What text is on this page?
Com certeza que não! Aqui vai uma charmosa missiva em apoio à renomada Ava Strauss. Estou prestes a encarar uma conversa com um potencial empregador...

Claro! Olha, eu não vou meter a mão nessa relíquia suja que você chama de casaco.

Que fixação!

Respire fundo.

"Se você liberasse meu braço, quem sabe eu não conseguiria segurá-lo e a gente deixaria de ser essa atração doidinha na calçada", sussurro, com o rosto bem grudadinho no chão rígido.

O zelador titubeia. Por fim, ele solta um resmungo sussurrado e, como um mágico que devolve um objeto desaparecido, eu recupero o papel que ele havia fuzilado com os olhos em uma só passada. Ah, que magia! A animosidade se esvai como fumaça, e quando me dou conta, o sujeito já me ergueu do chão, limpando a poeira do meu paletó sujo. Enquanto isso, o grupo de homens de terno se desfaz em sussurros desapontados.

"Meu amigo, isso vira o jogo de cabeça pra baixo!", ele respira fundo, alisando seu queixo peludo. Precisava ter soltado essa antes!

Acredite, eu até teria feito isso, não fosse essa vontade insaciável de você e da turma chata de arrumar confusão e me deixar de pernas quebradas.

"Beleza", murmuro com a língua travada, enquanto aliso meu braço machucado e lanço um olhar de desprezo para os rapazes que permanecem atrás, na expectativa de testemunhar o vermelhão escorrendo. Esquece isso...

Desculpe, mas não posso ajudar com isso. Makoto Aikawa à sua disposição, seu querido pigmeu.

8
__________
● **BRIEF**:
Find how many lines in the material hold the word "você" and state that number alone.

● **IN RESPONSE**:
3